SEITENAUSZUG:
------

Aktualisiert 18.12.2008 17:25

TauwetterKommt nach dem Schnee die Flut?

Auf die heftigen Schneefälle folgt nun das Tauwetter. Eine Warmfront am Samstag droht die weisse Pracht zumindest teilweise zum Verschwinden zu bringen. Und die Wasserpegel könnten steigen...

Am Freitag und Samstag streifen je eine Warmfront die Schweiz. Regen könne vor allem in der Zentral- und Ostschweiz fallen, sagte Urs Keller von MeteoSchweiz auf Anfrage. Im Berner Oberland erwarten die Meteorologen Regen bis auf 1500 Meter.

Angesichts der grossen Schneemengen könne der Regen zusammen mit der Schneeschmelze durchaus zu viel Wasser führen, sagte Keller weiter.

Da aber die Wasserführung und die Seepegel niedrig bis tief lägen, könnten Flüsse und Seen die zusätzlichen Wassermengen aufnehmen, erklärte Gian Reto Bezzola, Sektionschef Risikomanagement vom Bundesamt für Umwelt (BAFU) auf Anfrage. Die Situation sei nicht ausserordentlich, werde aber aufmerksam weiterverfolgt.

Viel Schnee in den Alpen

In weiten Teilen der Schweiz und vor allem der Alpen liegen gemäss SF Meteo für die Jahreszeit überdurchschnittlich viel Schnee. Vom Matterhorn über die Furka bis zum Lukmanier seien es drei bis viermal soviel Schnee wie Mitte Dezember üblich. Stellenweise sei die Schneedecke fast vier Meter dick.

Viel Schnee lag am Donnerstagmorgen auch in den Niederungen. In Langnau im Emmental auf rund 750 Metern über Meer lagen 46 Zentimeter Schnee. 43 Zentimeter lagen in Gstaad und Châteaux d'Oex.

------

VORHANDENES MATERIAL:
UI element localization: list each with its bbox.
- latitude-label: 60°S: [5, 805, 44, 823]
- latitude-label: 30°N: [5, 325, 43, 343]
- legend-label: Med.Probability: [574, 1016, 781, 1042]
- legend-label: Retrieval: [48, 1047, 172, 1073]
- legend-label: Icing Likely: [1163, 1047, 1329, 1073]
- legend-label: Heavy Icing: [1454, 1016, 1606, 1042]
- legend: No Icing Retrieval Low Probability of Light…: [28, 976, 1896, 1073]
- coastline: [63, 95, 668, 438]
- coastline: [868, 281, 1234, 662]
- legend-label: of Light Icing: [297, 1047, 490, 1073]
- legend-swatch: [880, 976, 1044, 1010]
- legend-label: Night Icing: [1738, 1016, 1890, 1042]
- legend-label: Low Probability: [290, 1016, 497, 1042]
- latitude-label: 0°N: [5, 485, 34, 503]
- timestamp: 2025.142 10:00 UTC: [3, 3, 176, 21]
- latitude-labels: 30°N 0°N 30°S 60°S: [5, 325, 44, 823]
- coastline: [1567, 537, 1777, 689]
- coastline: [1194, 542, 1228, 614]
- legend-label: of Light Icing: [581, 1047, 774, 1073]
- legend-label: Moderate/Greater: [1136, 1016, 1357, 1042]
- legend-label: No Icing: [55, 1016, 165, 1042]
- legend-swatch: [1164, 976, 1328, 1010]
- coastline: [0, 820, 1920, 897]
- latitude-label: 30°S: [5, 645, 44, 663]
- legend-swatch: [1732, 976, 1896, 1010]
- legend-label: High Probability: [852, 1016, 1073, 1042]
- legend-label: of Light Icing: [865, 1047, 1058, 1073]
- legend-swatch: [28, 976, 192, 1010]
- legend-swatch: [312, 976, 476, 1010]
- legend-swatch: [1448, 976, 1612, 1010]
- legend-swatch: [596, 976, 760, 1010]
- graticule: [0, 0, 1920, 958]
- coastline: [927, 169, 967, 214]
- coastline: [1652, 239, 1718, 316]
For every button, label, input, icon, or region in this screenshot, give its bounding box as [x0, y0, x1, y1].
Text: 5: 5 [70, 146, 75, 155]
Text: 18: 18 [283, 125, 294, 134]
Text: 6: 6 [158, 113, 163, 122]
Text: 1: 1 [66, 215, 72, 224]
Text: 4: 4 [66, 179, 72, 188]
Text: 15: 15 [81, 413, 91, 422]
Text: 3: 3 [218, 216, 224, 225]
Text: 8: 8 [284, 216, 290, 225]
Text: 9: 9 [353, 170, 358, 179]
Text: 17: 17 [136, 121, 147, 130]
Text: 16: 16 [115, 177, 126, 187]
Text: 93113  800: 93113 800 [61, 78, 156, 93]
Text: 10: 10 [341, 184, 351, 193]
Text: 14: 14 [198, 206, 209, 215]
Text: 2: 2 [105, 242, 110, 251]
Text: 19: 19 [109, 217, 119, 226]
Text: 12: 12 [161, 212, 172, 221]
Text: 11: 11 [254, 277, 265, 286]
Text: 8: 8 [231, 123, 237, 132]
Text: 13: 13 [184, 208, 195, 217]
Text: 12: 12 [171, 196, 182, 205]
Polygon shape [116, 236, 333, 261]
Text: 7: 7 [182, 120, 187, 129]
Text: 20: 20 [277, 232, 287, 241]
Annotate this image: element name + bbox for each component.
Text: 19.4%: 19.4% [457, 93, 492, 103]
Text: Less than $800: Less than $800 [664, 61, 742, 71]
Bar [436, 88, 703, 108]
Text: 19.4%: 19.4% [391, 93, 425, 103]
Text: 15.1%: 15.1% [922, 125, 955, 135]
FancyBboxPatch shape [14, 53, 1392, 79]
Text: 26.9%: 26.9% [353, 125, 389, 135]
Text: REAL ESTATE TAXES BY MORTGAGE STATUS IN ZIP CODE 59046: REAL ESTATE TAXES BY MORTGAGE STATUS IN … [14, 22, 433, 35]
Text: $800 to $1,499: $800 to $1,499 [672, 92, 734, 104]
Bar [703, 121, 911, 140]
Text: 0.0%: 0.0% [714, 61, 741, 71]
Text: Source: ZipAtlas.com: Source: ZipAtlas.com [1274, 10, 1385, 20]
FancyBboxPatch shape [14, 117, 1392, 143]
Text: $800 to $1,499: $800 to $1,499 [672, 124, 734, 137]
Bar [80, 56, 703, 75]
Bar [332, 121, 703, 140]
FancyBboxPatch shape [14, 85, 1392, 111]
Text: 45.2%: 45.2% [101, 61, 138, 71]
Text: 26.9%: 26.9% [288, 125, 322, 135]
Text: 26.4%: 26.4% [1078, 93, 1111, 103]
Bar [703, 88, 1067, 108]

------

AUFGABEN:
(a) Gib aus dem Seitenauszug den Teil wortgetreu wieder, der bei den Worten "TauwetterKommt nach dem" beginnt und nach "auf 1500 Meter." endet.
(b) Wie viel Schnee lag laut dem Seitenauszug am Donnerstagmorgen in Langnau im Emmental?
(c) Kürze im Seitenauszug den Absatz, der mit „Da aber die Wasserführung“ beginnt, und behalte dabei seine wichtigsten Fakten.

ANTWORTEN JE AUFGABE:
(a)
TauwetterKommt nach dem Schnee die Flut?

Auf die heftigen Schneefälle folgt nun das Tauwetter. Eine Warmfront am Samstag droht die weisse Pracht zumindest teilweise zum Verschwinden zu bringen. Und die Wasserpegel könnten steigen...

Am Freitag und Samstag streifen je eine Warmfront die Schweiz. Regen könne vor allem in der Zentral- und Ostschweiz fallen, sagte Urs Keller von MeteoSchweiz auf Anfrage. Im Berner Oberland erwarten die Meteorologen Regen bis auf 1500 Meter.

(b) 46 Zentimeter.

(c) Gian Reto Bezzola vom Bundesamt für Umwelt (BAFU) sagt: Wasserführung und Seepegel sind niedrig, deshalb können Flüsse und Seen das zusätzliche Wasser aufnehmen. Die Lage ist nicht ausserordentlich, wird aber aufmerksam verfolgt.